### Source material
= = = = =

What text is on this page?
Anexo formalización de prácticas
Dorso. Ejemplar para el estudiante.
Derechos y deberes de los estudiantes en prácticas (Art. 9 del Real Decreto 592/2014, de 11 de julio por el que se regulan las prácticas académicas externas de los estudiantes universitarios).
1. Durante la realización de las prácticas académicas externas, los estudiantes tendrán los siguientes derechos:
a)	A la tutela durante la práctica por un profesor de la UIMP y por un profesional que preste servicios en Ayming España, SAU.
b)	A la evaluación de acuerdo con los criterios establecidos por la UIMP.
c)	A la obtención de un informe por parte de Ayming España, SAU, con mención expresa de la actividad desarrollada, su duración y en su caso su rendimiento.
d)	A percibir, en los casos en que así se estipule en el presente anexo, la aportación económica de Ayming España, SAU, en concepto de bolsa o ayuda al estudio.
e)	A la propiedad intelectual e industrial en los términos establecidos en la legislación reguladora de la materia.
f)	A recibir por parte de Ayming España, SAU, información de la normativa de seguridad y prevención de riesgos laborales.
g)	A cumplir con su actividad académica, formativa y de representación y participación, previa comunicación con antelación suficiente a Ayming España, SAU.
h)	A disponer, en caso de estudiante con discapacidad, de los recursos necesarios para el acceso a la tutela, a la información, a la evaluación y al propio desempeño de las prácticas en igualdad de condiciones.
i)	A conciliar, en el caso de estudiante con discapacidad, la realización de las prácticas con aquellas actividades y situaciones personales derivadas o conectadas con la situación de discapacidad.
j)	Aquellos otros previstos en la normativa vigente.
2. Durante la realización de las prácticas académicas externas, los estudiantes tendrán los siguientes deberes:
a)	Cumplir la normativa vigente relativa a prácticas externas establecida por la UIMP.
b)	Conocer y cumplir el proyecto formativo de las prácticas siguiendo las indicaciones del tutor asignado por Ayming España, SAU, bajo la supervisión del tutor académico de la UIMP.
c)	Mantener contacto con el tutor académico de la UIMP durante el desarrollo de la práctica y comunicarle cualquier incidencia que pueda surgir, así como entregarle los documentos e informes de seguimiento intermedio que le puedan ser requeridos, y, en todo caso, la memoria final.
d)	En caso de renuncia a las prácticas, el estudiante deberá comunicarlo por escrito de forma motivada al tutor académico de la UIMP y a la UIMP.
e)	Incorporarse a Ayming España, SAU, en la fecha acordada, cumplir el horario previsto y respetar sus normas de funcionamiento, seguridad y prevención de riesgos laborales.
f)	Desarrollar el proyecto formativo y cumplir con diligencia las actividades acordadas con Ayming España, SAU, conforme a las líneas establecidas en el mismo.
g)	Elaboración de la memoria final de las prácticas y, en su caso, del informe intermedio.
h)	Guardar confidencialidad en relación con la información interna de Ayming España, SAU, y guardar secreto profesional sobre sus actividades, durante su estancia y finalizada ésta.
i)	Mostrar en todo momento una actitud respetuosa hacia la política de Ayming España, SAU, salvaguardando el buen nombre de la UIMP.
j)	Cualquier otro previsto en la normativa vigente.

= = = = =

### To do
Copy out every entry again, exactly as it was given.

### Output for this exercise
What text is on this page?
Anexo formalización de prácticas
Dorso. Ejemplar para el estudiante.
Derechos y deberes de los estudiantes en prácticas (Art. 9 del Real Decreto 592/2014, de 11 de julio por el que se regulan las prácticas académicas externas de los estudiantes universitarios).
1. Durante la realización de las prácticas académicas externas, los estudiantes tendrán los siguientes derechos:
a)	A la tutela durante la práctica por un profesor de la UIMP y por un profesional que preste servicios en Ayming España, SAU.
b)	A la evaluación de acuerdo con los criterios establecidos por la UIMP.
c)	A la obtención de un informe por parte de Ayming España, SAU, con mención expresa de la actividad desarrollada, su duración y en su caso su rendimiento.
d)	A percibir, en los casos en que así se estipule en el presente anexo, la aportación económica de Ayming España, SAU, en concepto de bolsa o ayuda al estudio.
e)	A la propiedad intelectual e industrial en los términos establecidos en la legislación reguladora de la materia.
f)	A recibir por parte de Ayming España, SAU, información de la normativa de seguridad y prevención de riesgos laborales.
g)	A cumplir con su actividad académica, formativa y de representación y participación, previa comunicación con antelación suficiente a Ayming España, SAU.
h)	A disponer, en caso de estudiante con discapacidad, de los recursos necesarios para el acceso a la tutela, a la información, a la evaluación y al propio desempeño de las prácticas en igualdad de condiciones.
i)	A conciliar, en el caso de estudiante con discapacidad, la realización de las prácticas con aquellas actividades y situaciones personales derivadas o conectadas con la situación de discapacidad.
j)	Aquellos otros previstos en la normativa vigente.
2. Durante la realización de las prácticas académicas externas, los estudiantes tendrán los siguientes deberes:
a)	Cumplir la normativa vigente relativa a prácticas externas establecida por la UIMP.
b)	Conocer y cumplir el proyecto formativo de las prácticas siguiendo las indicaciones del tutor asignado por Ayming España, SAU, bajo la supervisión del tutor académico de la UIMP.
c)	Mantener contacto con el tutor académico de la UIMP durante el desarrollo de la práctica y comunicarle cualquier incidencia que pueda surgir, así como entregarle los documentos e informes de seguimiento intermedio que le puedan ser requeridos, y, en todo caso, la memoria final.
d)	En caso de renuncia a las prácticas, el estudiante deberá comunicarlo por escrito de forma motivada al tutor académico de la UIMP y a la UIMP.
e)	Incorporarse a Ayming España, SAU, en la fecha acordada, cumplir el horario previsto y respetar sus normas de funcionamiento, seguridad y prevención de riesgos laborales.
f)	Desarrollar el proyecto formativo y cumplir con diligencia las actividades acordadas con Ayming España, SAU, conforme a las líneas establecidas en el mismo.
g)	Elaboración de la memoria final de las prácticas y, en su caso, del informe intermedio.
h)	Guardar confidencialidad en relación con la información interna de Ayming España, SAU, y guardar secreto profesional sobre sus actividades, durante su estancia y finalizada ésta.
i)	Mostrar en todo momento una actitud respetuosa hacia la política de Ayming España, SAU, salvaguardando el buen nombre de la UIMP.
j)	Cualquier otro previsto en la normativa vigente.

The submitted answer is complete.